═════ Information given
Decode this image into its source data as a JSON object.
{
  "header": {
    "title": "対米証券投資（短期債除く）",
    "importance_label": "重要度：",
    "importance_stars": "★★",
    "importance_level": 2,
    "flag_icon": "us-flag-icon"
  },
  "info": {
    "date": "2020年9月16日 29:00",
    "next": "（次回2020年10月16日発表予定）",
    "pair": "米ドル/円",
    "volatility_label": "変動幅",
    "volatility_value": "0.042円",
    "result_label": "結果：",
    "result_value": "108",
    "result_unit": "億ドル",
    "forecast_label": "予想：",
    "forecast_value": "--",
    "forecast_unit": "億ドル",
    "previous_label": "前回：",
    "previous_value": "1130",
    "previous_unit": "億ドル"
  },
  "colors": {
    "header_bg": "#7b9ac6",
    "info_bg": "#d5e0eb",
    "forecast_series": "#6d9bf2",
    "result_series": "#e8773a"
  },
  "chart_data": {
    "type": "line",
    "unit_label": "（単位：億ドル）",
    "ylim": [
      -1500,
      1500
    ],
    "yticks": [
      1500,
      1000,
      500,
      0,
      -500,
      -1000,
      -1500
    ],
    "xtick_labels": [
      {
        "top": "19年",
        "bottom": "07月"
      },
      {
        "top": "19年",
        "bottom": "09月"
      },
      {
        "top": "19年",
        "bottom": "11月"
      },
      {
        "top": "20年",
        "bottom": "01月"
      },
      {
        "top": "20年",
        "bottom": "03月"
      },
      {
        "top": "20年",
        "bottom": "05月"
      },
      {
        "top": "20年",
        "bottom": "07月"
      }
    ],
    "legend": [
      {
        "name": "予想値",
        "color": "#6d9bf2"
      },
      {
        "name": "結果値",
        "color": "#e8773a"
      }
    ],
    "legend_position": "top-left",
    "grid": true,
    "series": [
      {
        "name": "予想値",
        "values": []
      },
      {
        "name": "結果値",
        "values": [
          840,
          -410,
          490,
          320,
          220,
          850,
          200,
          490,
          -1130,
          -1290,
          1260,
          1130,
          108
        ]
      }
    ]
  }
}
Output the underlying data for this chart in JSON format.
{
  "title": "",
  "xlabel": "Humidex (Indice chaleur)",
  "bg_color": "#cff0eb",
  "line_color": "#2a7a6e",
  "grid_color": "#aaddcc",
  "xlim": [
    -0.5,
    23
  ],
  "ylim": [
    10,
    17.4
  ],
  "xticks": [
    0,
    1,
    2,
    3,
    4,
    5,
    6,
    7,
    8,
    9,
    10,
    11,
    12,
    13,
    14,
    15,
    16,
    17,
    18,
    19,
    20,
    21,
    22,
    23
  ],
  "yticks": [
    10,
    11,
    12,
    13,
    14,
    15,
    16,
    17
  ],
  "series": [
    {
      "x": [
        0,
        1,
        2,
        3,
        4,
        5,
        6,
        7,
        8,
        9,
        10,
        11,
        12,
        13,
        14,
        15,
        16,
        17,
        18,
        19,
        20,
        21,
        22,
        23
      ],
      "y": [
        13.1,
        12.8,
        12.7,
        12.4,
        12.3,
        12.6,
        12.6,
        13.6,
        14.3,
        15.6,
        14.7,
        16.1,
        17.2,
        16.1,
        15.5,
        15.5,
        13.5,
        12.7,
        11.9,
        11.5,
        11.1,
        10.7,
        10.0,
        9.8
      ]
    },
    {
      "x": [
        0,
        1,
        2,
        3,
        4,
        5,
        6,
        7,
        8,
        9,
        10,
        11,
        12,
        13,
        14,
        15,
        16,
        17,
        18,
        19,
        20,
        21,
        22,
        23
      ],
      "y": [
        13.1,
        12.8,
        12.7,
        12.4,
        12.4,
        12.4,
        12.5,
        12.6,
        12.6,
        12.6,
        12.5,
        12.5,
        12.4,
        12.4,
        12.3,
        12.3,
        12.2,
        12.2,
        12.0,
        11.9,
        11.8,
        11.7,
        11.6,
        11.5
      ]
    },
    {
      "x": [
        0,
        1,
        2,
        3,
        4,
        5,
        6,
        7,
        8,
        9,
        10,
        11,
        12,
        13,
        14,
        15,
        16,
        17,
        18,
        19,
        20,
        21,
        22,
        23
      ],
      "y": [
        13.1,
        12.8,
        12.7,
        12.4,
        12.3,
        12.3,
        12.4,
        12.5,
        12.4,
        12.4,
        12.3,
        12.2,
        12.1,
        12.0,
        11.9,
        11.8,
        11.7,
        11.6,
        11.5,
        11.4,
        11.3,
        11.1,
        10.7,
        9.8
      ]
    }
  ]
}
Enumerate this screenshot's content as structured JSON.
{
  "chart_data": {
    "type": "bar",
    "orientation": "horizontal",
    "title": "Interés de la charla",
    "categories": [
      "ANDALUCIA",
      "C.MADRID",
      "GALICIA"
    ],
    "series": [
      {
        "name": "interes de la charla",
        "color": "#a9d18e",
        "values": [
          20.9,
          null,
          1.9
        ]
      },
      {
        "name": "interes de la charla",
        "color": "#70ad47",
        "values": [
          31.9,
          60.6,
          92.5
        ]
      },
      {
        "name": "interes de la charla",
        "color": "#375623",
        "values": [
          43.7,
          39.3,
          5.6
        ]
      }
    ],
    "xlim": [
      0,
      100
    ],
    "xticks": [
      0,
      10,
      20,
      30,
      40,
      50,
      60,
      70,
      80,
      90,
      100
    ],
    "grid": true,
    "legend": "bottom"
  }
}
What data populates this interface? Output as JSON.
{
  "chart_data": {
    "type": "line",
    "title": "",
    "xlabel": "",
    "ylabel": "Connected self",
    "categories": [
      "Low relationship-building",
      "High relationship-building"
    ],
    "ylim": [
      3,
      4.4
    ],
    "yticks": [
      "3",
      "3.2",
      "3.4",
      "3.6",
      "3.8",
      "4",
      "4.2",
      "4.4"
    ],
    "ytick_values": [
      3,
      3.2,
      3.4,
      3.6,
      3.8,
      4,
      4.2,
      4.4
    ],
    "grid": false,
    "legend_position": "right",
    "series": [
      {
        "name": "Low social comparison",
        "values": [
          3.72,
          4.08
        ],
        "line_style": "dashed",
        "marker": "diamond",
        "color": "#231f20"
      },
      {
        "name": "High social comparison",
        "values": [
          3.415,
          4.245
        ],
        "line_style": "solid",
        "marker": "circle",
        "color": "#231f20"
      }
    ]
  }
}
══════════
Instructions to follow -
Where a line of the material above holds the string "building", copy that line.

Exercise answer -
      "Low relationship-building",
      "High relationship-building"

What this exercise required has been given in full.